**AIM:**
Which lines have the string "HIPOTECAMOS"? Copy all of them from the entries below.

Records
-------------------------
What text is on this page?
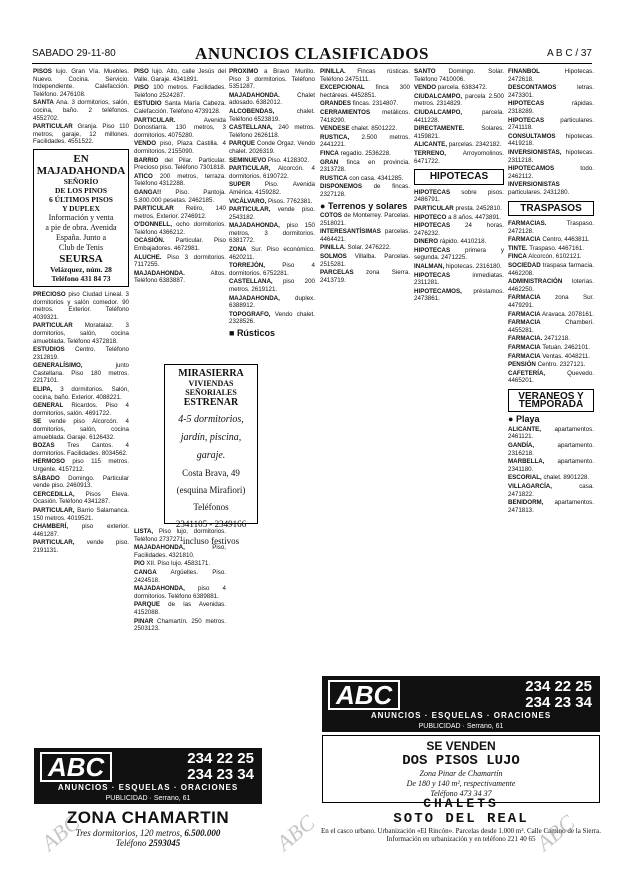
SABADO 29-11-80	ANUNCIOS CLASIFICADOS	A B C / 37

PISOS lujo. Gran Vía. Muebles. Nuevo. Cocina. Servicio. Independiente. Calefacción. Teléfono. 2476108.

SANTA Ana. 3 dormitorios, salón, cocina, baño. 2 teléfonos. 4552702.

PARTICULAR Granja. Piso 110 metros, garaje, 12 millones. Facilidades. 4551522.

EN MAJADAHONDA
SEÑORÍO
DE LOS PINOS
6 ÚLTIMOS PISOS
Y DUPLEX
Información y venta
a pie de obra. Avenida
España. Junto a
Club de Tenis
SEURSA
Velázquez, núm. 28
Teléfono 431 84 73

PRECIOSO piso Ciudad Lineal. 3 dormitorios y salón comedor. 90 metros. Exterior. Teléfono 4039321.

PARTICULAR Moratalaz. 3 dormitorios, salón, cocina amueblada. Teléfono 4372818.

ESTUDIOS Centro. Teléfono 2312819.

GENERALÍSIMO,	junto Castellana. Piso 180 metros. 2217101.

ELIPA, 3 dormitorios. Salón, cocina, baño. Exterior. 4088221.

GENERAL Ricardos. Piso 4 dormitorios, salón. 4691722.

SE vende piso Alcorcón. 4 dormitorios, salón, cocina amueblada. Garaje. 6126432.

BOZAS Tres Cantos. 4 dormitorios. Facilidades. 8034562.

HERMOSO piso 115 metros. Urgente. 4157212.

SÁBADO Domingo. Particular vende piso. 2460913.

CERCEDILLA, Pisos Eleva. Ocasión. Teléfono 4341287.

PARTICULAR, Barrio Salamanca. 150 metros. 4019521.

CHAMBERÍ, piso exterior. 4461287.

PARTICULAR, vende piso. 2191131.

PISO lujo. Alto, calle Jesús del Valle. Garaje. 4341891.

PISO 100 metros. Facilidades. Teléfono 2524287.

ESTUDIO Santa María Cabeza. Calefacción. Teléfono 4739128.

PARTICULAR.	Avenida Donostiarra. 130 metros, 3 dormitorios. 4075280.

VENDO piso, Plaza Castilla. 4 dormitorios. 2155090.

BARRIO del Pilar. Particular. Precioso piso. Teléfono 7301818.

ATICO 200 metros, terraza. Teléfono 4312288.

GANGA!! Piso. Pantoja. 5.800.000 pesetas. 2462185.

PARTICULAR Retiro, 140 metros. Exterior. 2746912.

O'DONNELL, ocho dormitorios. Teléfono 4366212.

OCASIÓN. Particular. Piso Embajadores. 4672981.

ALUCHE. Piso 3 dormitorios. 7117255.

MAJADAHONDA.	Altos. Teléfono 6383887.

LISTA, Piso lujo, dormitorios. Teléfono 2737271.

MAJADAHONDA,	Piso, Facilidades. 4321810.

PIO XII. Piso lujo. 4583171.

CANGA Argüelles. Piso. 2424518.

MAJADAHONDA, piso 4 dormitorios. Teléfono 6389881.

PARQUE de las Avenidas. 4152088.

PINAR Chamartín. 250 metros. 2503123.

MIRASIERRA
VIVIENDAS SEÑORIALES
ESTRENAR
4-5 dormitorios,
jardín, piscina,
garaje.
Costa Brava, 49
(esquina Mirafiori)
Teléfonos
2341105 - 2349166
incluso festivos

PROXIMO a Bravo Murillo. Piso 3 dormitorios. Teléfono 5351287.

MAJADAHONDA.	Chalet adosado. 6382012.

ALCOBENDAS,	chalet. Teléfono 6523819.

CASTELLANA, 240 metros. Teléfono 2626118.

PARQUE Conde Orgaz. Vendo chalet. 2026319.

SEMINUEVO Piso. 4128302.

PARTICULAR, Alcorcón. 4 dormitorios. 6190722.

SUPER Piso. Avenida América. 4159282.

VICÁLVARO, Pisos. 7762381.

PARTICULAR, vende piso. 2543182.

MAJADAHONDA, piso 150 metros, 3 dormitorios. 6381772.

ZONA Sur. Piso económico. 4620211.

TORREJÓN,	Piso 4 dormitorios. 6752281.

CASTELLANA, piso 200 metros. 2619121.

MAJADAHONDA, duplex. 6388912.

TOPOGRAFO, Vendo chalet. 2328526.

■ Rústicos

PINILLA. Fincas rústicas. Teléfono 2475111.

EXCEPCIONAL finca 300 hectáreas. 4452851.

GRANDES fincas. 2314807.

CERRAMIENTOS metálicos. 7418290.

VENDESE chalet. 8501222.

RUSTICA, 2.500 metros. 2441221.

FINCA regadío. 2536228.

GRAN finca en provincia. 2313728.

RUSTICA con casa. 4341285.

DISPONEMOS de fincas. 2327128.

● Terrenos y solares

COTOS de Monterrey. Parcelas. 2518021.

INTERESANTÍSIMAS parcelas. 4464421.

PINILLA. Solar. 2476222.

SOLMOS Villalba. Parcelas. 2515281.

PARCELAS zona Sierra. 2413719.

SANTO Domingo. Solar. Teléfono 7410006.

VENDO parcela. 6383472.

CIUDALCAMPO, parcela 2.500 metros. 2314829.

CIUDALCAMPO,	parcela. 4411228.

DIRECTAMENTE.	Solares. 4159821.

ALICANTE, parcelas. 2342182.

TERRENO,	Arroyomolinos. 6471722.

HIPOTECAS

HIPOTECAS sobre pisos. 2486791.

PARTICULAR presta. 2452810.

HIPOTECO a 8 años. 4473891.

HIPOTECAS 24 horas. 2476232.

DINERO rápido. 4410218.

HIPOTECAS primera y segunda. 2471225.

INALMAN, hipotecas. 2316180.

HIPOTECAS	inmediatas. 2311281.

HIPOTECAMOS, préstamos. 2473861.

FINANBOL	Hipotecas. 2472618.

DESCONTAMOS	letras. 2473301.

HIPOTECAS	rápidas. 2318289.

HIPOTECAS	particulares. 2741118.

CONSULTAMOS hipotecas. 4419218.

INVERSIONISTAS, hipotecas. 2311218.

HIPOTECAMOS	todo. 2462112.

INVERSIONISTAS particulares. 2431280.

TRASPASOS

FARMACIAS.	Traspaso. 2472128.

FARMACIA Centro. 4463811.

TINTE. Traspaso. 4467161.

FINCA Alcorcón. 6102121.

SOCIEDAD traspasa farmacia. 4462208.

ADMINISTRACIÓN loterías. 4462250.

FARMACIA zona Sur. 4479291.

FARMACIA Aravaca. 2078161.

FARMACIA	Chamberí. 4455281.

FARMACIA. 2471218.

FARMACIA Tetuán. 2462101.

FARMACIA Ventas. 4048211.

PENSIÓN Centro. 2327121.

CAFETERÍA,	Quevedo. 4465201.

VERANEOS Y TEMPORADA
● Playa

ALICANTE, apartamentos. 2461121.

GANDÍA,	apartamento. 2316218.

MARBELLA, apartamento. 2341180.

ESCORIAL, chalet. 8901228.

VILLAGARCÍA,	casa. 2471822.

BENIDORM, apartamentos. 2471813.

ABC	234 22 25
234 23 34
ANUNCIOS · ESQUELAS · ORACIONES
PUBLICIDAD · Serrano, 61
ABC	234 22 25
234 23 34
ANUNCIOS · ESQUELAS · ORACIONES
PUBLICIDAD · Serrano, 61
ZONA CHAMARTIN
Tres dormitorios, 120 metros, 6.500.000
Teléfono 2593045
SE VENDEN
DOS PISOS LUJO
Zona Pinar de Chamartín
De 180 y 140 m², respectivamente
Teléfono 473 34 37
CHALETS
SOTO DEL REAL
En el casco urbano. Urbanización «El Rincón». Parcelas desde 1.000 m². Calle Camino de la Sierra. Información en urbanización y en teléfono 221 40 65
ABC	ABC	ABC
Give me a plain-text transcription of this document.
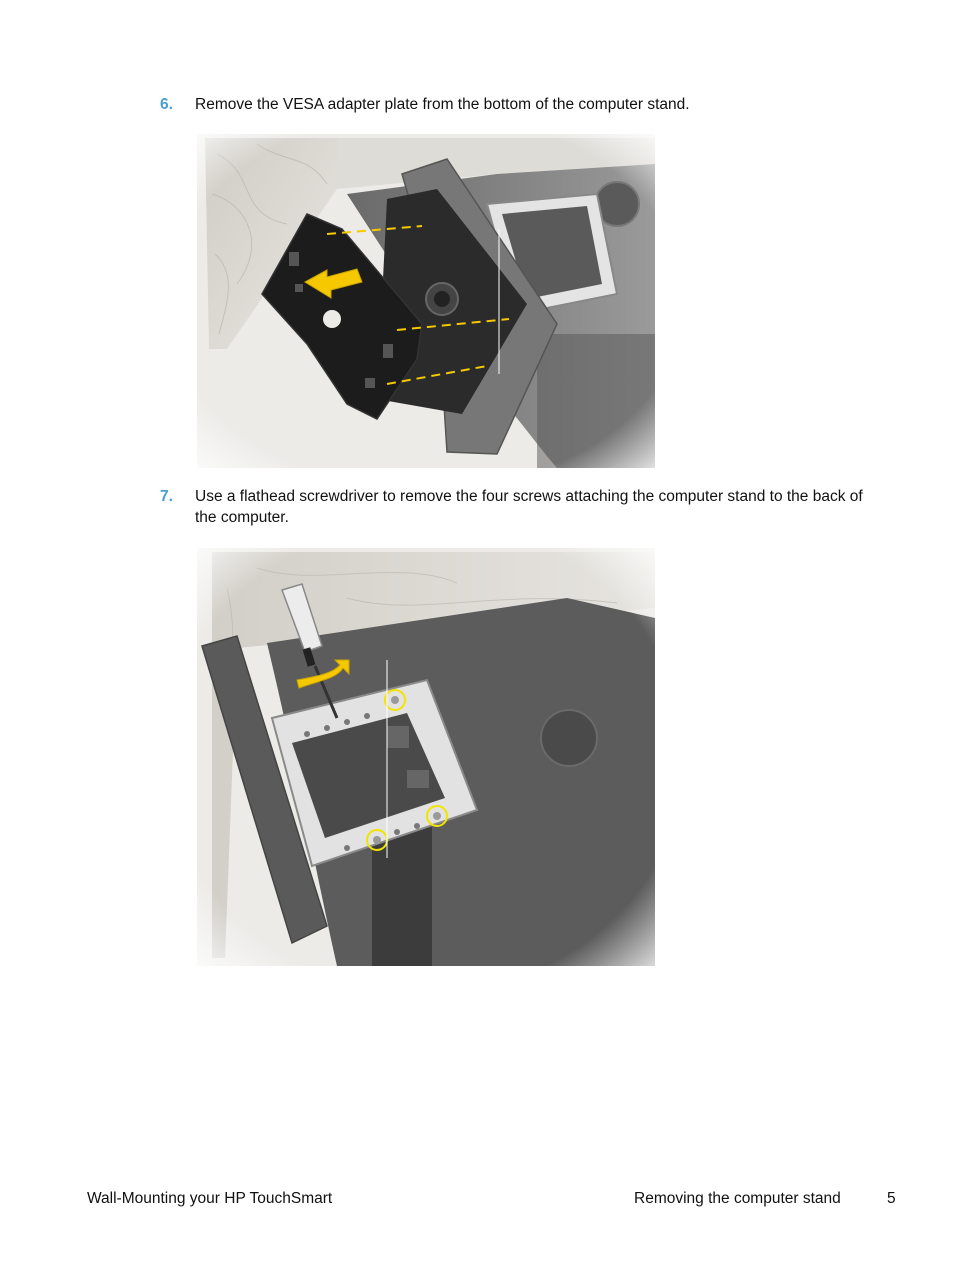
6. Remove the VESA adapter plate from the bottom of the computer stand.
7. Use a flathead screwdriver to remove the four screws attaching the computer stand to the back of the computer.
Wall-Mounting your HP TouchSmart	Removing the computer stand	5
-------------------------
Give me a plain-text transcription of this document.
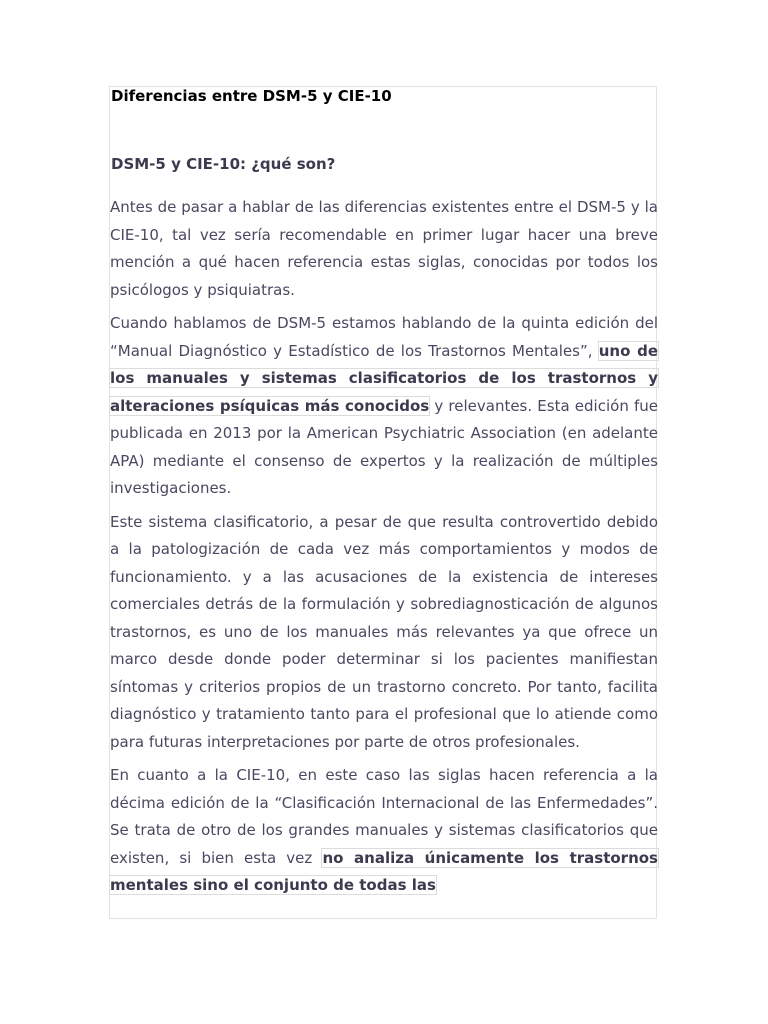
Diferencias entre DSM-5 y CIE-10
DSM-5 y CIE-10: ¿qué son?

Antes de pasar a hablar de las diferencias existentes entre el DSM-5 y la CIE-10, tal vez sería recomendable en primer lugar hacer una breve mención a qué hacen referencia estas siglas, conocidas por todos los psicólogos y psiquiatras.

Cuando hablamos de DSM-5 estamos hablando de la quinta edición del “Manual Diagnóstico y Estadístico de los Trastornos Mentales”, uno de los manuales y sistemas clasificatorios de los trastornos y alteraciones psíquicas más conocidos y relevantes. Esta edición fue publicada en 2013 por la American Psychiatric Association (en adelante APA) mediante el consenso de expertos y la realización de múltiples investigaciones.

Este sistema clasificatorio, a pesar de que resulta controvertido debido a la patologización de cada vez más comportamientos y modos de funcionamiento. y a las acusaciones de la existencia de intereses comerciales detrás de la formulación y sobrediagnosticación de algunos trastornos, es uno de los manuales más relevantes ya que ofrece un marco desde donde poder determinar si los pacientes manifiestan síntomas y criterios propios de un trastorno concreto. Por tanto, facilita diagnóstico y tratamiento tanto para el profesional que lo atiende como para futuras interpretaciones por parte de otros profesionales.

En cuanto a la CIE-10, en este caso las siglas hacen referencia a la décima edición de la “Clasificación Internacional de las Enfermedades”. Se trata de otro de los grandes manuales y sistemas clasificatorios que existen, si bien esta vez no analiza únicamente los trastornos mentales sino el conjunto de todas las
-------------------------
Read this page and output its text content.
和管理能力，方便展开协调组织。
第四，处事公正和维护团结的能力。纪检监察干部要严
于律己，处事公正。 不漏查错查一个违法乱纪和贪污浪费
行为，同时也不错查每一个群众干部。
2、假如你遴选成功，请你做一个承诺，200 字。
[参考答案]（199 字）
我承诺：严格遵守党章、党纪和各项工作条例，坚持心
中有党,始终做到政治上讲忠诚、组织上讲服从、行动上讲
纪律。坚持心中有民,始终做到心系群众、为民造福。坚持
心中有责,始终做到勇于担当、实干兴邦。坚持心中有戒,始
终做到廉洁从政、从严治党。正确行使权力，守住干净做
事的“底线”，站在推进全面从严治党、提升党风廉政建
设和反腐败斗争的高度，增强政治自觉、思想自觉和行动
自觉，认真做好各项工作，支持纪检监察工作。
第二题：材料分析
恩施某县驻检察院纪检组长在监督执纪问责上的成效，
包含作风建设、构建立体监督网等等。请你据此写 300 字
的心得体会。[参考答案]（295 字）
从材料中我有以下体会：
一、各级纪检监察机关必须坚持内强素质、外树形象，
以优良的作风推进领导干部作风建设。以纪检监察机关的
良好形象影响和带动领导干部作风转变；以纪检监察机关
-------------------------
**SOLUTION TO THE PROBLEM:**
HIPOTECAMOS, préstamos. 2473861.
HIPOTECAMOS	todo. 2462112.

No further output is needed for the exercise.